[Spatial layout entries]
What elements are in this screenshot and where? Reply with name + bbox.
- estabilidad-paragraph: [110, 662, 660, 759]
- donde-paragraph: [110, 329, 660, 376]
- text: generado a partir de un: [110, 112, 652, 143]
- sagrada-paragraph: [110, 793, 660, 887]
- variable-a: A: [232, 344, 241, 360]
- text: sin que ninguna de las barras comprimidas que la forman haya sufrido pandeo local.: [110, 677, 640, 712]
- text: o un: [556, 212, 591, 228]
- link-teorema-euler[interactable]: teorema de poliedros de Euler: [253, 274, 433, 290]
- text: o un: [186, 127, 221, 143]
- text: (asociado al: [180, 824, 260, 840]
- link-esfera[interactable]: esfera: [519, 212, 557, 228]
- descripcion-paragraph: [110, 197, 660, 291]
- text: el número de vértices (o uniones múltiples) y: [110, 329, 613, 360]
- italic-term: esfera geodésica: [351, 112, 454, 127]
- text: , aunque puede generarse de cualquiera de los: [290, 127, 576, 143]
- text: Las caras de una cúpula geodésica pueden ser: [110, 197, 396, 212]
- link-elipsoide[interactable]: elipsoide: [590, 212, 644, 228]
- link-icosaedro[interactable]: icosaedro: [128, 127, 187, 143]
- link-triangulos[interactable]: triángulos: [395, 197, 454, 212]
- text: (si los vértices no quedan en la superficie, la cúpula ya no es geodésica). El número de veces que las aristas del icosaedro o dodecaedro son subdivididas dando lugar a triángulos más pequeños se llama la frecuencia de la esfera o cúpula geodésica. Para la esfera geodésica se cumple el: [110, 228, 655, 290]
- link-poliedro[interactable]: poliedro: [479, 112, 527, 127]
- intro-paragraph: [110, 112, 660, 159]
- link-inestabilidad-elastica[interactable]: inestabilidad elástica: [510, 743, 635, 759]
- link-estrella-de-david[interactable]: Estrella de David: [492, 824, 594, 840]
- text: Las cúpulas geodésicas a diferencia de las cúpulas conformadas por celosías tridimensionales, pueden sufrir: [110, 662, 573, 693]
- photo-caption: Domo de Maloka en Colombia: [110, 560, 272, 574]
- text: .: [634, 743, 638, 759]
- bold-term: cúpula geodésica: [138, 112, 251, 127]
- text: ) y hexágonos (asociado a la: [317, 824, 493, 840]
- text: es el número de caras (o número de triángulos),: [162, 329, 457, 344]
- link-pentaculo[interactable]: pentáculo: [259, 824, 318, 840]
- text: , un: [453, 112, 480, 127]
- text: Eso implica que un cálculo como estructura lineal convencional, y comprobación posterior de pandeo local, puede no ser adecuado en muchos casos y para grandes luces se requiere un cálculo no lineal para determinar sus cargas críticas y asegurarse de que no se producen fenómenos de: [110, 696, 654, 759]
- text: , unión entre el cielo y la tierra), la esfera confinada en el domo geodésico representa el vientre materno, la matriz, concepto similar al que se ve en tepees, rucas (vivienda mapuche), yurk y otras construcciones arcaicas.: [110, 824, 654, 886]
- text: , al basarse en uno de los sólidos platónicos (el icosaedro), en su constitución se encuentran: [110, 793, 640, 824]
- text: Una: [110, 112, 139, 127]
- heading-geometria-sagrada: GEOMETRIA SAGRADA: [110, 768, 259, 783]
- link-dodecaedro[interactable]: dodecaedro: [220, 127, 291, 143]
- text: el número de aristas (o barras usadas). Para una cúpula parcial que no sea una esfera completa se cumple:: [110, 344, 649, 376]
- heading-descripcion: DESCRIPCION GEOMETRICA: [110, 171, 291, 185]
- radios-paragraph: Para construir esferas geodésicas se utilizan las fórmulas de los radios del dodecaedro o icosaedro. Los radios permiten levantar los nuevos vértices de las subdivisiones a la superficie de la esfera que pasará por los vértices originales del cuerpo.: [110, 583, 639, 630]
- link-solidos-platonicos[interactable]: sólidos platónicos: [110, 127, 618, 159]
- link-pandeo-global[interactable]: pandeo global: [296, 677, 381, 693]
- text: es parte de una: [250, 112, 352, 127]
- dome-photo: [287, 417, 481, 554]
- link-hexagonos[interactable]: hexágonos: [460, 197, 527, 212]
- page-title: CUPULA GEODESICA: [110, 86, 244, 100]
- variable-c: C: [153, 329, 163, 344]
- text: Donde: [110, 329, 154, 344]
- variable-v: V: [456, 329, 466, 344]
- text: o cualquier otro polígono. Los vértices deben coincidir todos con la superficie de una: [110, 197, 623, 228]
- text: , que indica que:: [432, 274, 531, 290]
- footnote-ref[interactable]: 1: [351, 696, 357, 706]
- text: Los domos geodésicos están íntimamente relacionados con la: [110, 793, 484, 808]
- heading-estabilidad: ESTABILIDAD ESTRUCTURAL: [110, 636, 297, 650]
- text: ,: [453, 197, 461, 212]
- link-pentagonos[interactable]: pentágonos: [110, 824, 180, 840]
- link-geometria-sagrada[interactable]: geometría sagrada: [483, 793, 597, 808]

TASK BRIEF: Retype all of the lines above word for word, without changing anything.

IN RESPONSE:
What elements are in this screenshot and where? Reply with name + bbox.
- estabilidad-paragraph: [110, 662, 660, 759]
- donde-paragraph: [110, 329, 660, 376]
- text: generado a partir de un: [110, 112, 652, 143]
- sagrada-paragraph: [110, 793, 660, 887]
- variable-a: A: [232, 344, 241, 360]
- text: sin que ninguna de las barras comprimidas que la forman haya sufrido pandeo local.: [110, 677, 640, 712]
- text: o un: [556, 212, 591, 228]
- link-teorema-euler[interactable]: teorema de poliedros de Euler: [253, 274, 433, 290]
- text: o un: [186, 127, 221, 143]
- text: (asociado al: [180, 824, 260, 840]
- link-esfera[interactable]: esfera: [519, 212, 557, 228]
- descripcion-paragraph: [110, 197, 660, 291]
- text: el número de vértices (o uniones múltiples) y: [110, 329, 613, 360]
- italic-term: esfera geodésica: [351, 112, 454, 127]
- text: , aunque puede generarse de cualquiera de los: [290, 127, 576, 143]
- text: Las caras de una cúpula geodésica pueden ser: [110, 197, 396, 212]
- link-elipsoide[interactable]: elipsoide: [590, 212, 644, 228]
- link-icosaedro[interactable]: icosaedro: [128, 127, 187, 143]
- link-triangulos[interactable]: triángulos: [395, 197, 454, 212]
- text: (si los vértices no quedan en la superficie, la cúpula ya no es geodésica). El número de veces que las aristas del icosaedro o dodecaedro son subdivididas dando lugar a triángulos más pequeños se llama la frecuencia de la esfera o cúpula geodésica. Para la esfera geodésica se cumple el: [110, 228, 655, 290]
- link-poliedro[interactable]: poliedro: [479, 112, 527, 127]
- intro-paragraph: [110, 112, 660, 159]
- link-inestabilidad-elastica[interactable]: inestabilidad elástica: [510, 743, 635, 759]
- link-estrella-de-david[interactable]: Estrella de David: [492, 824, 594, 840]
- text: Las cúpulas geodésicas a diferencia de las cúpulas conformadas por celosías tridimensionales, pueden sufrir: [110, 662, 573, 693]
- photo-caption: Domo de Maloka en Colombia: [110, 560, 272, 574]
- text: .: [634, 743, 638, 759]
- bold-term: cúpula geodésica: [138, 112, 251, 127]
- text: ) y hexágonos (asociado a la: [317, 824, 493, 840]
- text: es el número de caras (o número de triángulos),: [162, 329, 457, 344]
- link-pentaculo[interactable]: pentáculo: [259, 824, 318, 840]
- text: , un: [453, 112, 480, 127]
- text: Eso implica que un cálculo como estructura lineal convencional, y comprobación posterior de pandeo local, puede no ser adecuado en muchos casos y para grandes luces se requiere un cálculo no lineal para determinar sus cargas críticas y asegurarse de que no se producen fenómenos de: [110, 696, 654, 759]
- text: , unión entre el cielo y la tierra), la esfera confinada en el domo geodésico representa el vientre materno, la matriz, concepto similar al que se ve en tepees, rucas (vivienda mapuche), yurk y otras construcciones arcaicas.: [110, 824, 654, 886]
- text: , al basarse en uno de los sólidos platónicos (el icosaedro), en su constitución se encuentran: [110, 793, 640, 824]
- text: Una: [110, 112, 139, 127]
- heading-geometria-sagrada: GEOMETRIA SAGRADA: [110, 768, 259, 783]
- link-dodecaedro[interactable]: dodecaedro: [220, 127, 291, 143]
- text: el número de aristas (o barras usadas). Para una cúpula parcial que no sea una esfera completa se cumple:: [110, 344, 649, 376]
- heading-descripcion: DESCRIPCION GEOMETRICA: [110, 171, 291, 185]
- radios-paragraph: Para construir esferas geodésicas se utilizan las fórmulas de los radios del dodecaedro o icosaedro. Los radios permiten levantar los nuevos vértices de las subdivisiones a la superficie de la esfera que pasará por los vértices originales del cuerpo.: [110, 583, 639, 630]
- link-solidos-platonicos[interactable]: sólidos platónicos: [110, 127, 618, 159]
- link-pandeo-global[interactable]: pandeo global: [296, 677, 381, 693]
- text: es parte de una: [250, 112, 352, 127]
- dome-photo: [287, 417, 481, 554]
- link-hexagonos[interactable]: hexágonos: [460, 197, 527, 212]
- page-title: CUPULA GEODESICA: [110, 86, 244, 100]
- variable-c: C: [153, 329, 163, 344]
- text: Donde: [110, 329, 154, 344]
- variable-v: V: [456, 329, 466, 344]
- text: o cualquier otro polígono. Los vértices deben coincidir todos con la superficie de una: [110, 197, 623, 228]
- text: , que indica que:: [432, 274, 531, 290]
- footnote-ref[interactable]: 1: [351, 696, 357, 706]
- text: Los domos geodésicos están íntimamente relacionados con la: [110, 793, 484, 808]
- heading-estabilidad: ESTABILIDAD ESTRUCTURAL: [110, 636, 297, 650]
- text: ,: [453, 197, 461, 212]
- link-pentagonos[interactable]: pentágonos: [110, 824, 180, 840]
- link-geometria-sagrada[interactable]: geometría sagrada: [483, 793, 597, 808]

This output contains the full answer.